* [KUTIPAN TULISAN]
%%

Oleh Ali Usman
aktivis NU di Yogyakarta;
alumnus Magister Agama & Filsafat UIN Sunan Kalijaga
Yogyakarta
“Yang paling berkesan dari Gus Dur adalah oposisi demokratik
kerakyatan terhadap rezim Soeharto”
ABDURRAHMAN Wahid
(Gus Dur) telah tiada 5 tahun lalu namun hingga kini tiap kali
memperbincangkannya, ia terasa masih ada di tengah kita. Ia meninggalkan teladan
perilaku, sikap, dan ucapan, baik lewat tulisan maupun penuturan orang-orang
terdekatnya, sehingga tak lekang oleh waktu bagi masyarakat Indonesia
khususnya, dan dunia internasional pada umumnya.
Hal paling penting
untuk bisa memahami Gus Dur adalah mencari apa yang tersirat dari yang
tersurat. Dalam ungkapan Greg Barton (2006: 7), tak bijak meremehkan Gus Dur
karena pada dirinya selalu ada sesuatu yang lebih ketimbang sesuatu yang
kasatmata. Demikian juga tidak bijak untuk memahami apa yang diucapkannya
secara harfiah.
Seringkali apa yang
diucapkan Gus Dur bukanlah apa yang diketahuinya melainkan lebih merupakan apa
yang diinginkannya sebagai sesuatu yang benar. Karena itulah, ia memberikan
teladan politik yang baik, yang antara lain bisa dilihat saat ia menjabat
presiden atau sebelum terjun ke arena politik.
Salah satu teladan
yang dia tunjukkan adalah sikap oposisi demokratik yang ia pegang teguh sepanjang hayatnya, sejak menjadi ketua umum
PBNU, ketua Dewan Syuro PKB, hingga presiden, bahkan setelah lengser dari kusri
kepresidenan sekali pun.
Dalam beroposisi,
ia mengajarkan perjuangan prinsip secara teguh dan militan. Oposisi demokratik
yang dilakukan misalnya terhadap KPU yang menganulir pencalonannya sebagai
presiden karena alasan kesehatan, kepada PKB yang dipimpin oleh sosok yang
notabene bekas orang dekatnya, dan pada gagasan mainstream ketika ia menjadi
presiden (Ridwan, 2010: 1-2).
Oposisi Gus Dur
yang paling berkesan di hati anak-anak muda NU khususnya, dan masyarakat
Indonesia pada umumnya, adalah oposisi demokratik kerakyatan yang dilakukan
terhadap rezim Soeharto. Hal itu dilakukan dalam banyak hal: kasus Kedungombo,
menjadi ketua Fordem, melawan rekayasa rezim Soeharto dalam Muktamar Cipasung
1994, menolak pencalonan kembali Soeharto sebagai presiden yang oleh Gus Dur
diubah jadi loyalitas kepada Pancasila dan UUD 1945 dalam apel akbar 1992, dan
banyak lagi.

%%

* [ITEM YANG DISEDIAKAN]
%%

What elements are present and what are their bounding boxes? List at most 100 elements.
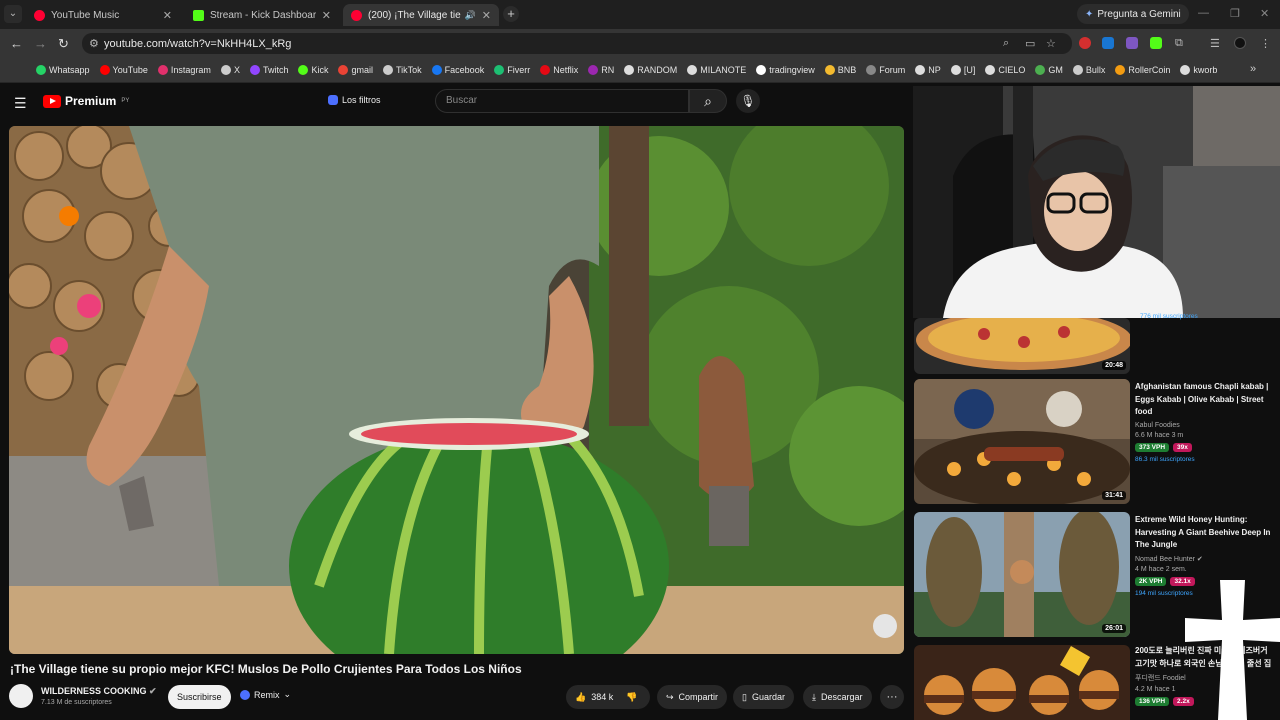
bookmark-youtube[interactable]: YouTube: [99, 65, 148, 75]
close-window-icon[interactable]: ✕: [1260, 7, 1269, 20]
cast-icon[interactable]: ▭: [1025, 37, 1035, 50]
verified-check-icon: ✔: [1196, 555, 1203, 563]
bookmark-tiktok[interactable]: TikTok: [383, 65, 422, 75]
webcam-overlay: [913, 86, 1280, 318]
recommendation-info[interactable]: Afghanistan famous Chapli kabab | Eggs K…: [1135, 381, 1275, 463]
zoom-icon[interactable]: ⌕: [1003, 37, 1009, 50]
channel-avatar[interactable]: [9, 684, 33, 708]
bookmark-kworb[interactable]: kworb: [1180, 65, 1217, 75]
reload-icon[interactable]: ↻: [58, 36, 69, 52]
rec-title[interactable]: Extreme Wild Honey Hunting: Harvesting A…: [1135, 514, 1275, 552]
share-icon: ↪: [666, 691, 674, 702]
bookmark-star-icon[interactable]: ☆: [1046, 37, 1056, 50]
subscribe-button[interactable]: Suscribirse: [168, 685, 231, 709]
extensions-puzzle-icon[interactable]: ⧉: [1175, 37, 1183, 50]
share-button[interactable]: ↪ Compartir: [657, 685, 728, 709]
rec-title[interactable]: Afghanistan famous Chapli kabab | Eggs K…: [1135, 381, 1275, 419]
bookmark-label: gmail: [351, 65, 373, 75]
more-actions-button[interactable]: ···: [880, 685, 904, 709]
new-tab-button[interactable]: +: [503, 6, 519, 22]
tab-title: Stream - Kick Dashboard: [210, 9, 316, 21]
bookmark-forum[interactable]: Forum: [866, 65, 905, 75]
pizza-thumbnail-image: [914, 318, 1130, 374]
gemini-button[interactable]: ✦ Pregunta a Gemini: [1077, 4, 1189, 24]
forward-icon[interactable]: →: [34, 36, 47, 51]
extension-record-icon[interactable]: [1079, 37, 1091, 49]
search-input[interactable]: Buscar: [435, 89, 689, 113]
extension-purple-icon[interactable]: [1126, 37, 1138, 49]
extension-translate-icon[interactable]: [1102, 37, 1114, 49]
bookmark-label: TikTok: [396, 65, 422, 75]
bookmark-favicon-icon: [249, 65, 260, 75]
bookmark-np[interactable]: NP: [915, 65, 941, 75]
chrome-menu-icon[interactable]: ⋮: [1260, 37, 1271, 50]
remix-button[interactable]: Remix ⌄: [240, 689, 291, 700]
reading-list-icon[interactable]: ☰: [1210, 37, 1220, 50]
profile-avatar-icon[interactable]: [1234, 37, 1246, 49]
url-text[interactable]: youtube.com/watch?v=NkHH4LX_kRg: [104, 38, 291, 50]
recommendation-thumbnail[interactable]: 20:48: [914, 318, 1130, 374]
logo-text: Premium: [65, 94, 117, 108]
tab-search-button[interactable]: ⌄: [4, 5, 22, 23]
bookmark-whatsapp[interactable]: Whatsapp: [36, 65, 90, 75]
recommendation-thumbnail[interactable]: 26:01: [914, 512, 1130, 637]
bookmark-tradingview[interactable]: tradingview: [756, 65, 815, 75]
bookmarks-overflow-icon[interactable]: »: [1250, 63, 1256, 75]
bookmark-favicon-icon: [99, 65, 110, 75]
tab-youtube-video[interactable]: (200) ¡The Village tiene su p 🔊 ✕: [343, 4, 499, 26]
bookmark-x[interactable]: X: [220, 65, 240, 75]
bookmark-cielo[interactable]: CIELO: [985, 65, 1025, 75]
bookmark-bullx[interactable]: Bullx: [1072, 65, 1105, 75]
bookmark-label: Kick: [311, 65, 329, 75]
maximize-icon[interactable]: ❐: [1230, 7, 1240, 20]
back-icon[interactable]: ←: [10, 36, 23, 51]
recommendation-thumbnail[interactable]: 31:41: [914, 379, 1130, 504]
bookmark-label: Forum: [879, 65, 906, 75]
close-tab-icon[interactable]: ✕: [322, 9, 331, 22]
bookmark-u[interactable]: [U]: [950, 65, 975, 75]
bookmark-facebook[interactable]: Facebook: [431, 65, 484, 75]
youtube-premium-logo[interactable]: Premium PY: [43, 94, 129, 108]
filters-extension-button[interactable]: Los filtros: [328, 95, 381, 105]
tab-kick-dashboard[interactable]: Stream - Kick Dashboard ✕: [185, 4, 339, 26]
youtube-favicon-icon: [351, 9, 362, 21]
youtube-play-icon: [43, 94, 61, 108]
speaker-icon[interactable]: 🔊: [465, 10, 476, 21]
bookmark-rollercoin[interactable]: RollerCoin: [1115, 65, 1170, 75]
bookmark-bnb[interactable]: BNB: [824, 65, 856, 75]
menu-hamburger-icon[interactable]: ☰: [14, 95, 27, 112]
bookmark-random[interactable]: RANDOM: [624, 65, 677, 75]
bookmark-gm[interactable]: GM: [1035, 65, 1063, 75]
bookmark-rn[interactable]: RN: [588, 65, 614, 75]
bookmark-kick[interactable]: Kick: [298, 65, 328, 75]
like-icon[interactable]: 👍: [575, 692, 586, 703]
search-button[interactable]: ⌕: [689, 89, 727, 113]
bookmark-fiverr[interactable]: Fiverr: [494, 65, 530, 75]
video-player[interactable]: [9, 126, 904, 654]
video-frame-image: [9, 126, 904, 654]
kabab-thumbnail-image: [914, 379, 1130, 504]
bookmark-twitch[interactable]: Twitch: [249, 65, 288, 75]
channel-name[interactable]: WILDERNESS COOKING ✔: [41, 686, 157, 697]
bookmark-milanote[interactable]: MILANOTE: [687, 65, 746, 75]
tab-youtube-music[interactable]: YouTube Music ✕: [26, 4, 180, 26]
bookmark-favicon-icon: [338, 65, 349, 75]
rec-channel[interactable]: Kabul Foodies: [1135, 422, 1275, 429]
rec-channel[interactable]: Nomad Bee Hunter ✔: [1135, 555, 1275, 563]
save-button[interactable]: ▯ Guardar: [733, 685, 794, 709]
recommendation-thumbnail[interactable]: [914, 645, 1130, 720]
bookmark-label: Whatsapp: [49, 65, 90, 75]
bookmark-instagram[interactable]: Instagram: [157, 65, 211, 75]
download-button[interactable]: ⤓ Descargar: [803, 685, 872, 709]
close-tab-icon[interactable]: ✕: [482, 9, 491, 22]
extension-kick-icon[interactable]: [1150, 37, 1162, 49]
bookmark-favicon-icon: [540, 65, 551, 75]
site-info-icon[interactable]: ⚙: [89, 37, 99, 50]
like-count[interactable]: 384 k: [591, 692, 613, 702]
dislike-icon[interactable]: 👎: [626, 692, 637, 703]
voice-search-button[interactable]: 🎙: [736, 89, 760, 113]
close-tab-icon[interactable]: ✕: [163, 9, 172, 22]
bookmark-gmail[interactable]: gmail: [338, 65, 373, 75]
minimize-icon[interactable]: —: [1198, 7, 1209, 19]
bookmark-netflix[interactable]: Netflix: [540, 65, 578, 75]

%%

* [TUGAS YANG DIKERJAKAN]
- A) Menurut tulisan tentang Gus Dur, apa hal paling penting untuk bisa memahami Gus Dur?
- B) Teruskan tulisan tentang Gus Dur setelah kalimat terakhirnya.
Item-item tadi adalah bahan terpisah dari tulisan tentang Gus Dur.

* [JAWABAN]
- A) Mencari apa yang tersirat dari yang tersurat.

- B)
Sikap (politik) Gus
Dur menurut Sobary (2010: 131) lembut, simbolis, dan taktis. Gus Dur memperoleh
rujukan sikap bijak yang sudah menjadi peribahasa PM Jepang Obuchi— yang dia
kutip di banyak kesempatan— mengenai strategi politik lembut, akomodatif, dan
diplomatis sekali,’’ how to turn political enemies into friends.’’
Gus Dur adalah
sosok pemimpin yang dekat rakyat. Semasa pemerintahannya, Istana Negara menjadi
tempat tempat silaturahmi atau tatap muka antara rakyat dan presiden. Ia
mengubah kesan sakral Istana yang steril dari kehadiran rakyat biasa menjadi
tempat keluh-kesah rakyat sehingga berubahlah Istana dari yang semula sakral
menjadi profan.
Warisan Kebijakan
Meskipun demikian,
sebagai catatan, kebesaran atau tepatnya ìkehebatanî Gus Dur dalam bidang
politik dak semata-mata ketika ia jadi presiden, dari yang mungkin dianggap
tidak begitu diperhitungkan, rupanya mampu menjadi orang nomor wahid di negeri
ini.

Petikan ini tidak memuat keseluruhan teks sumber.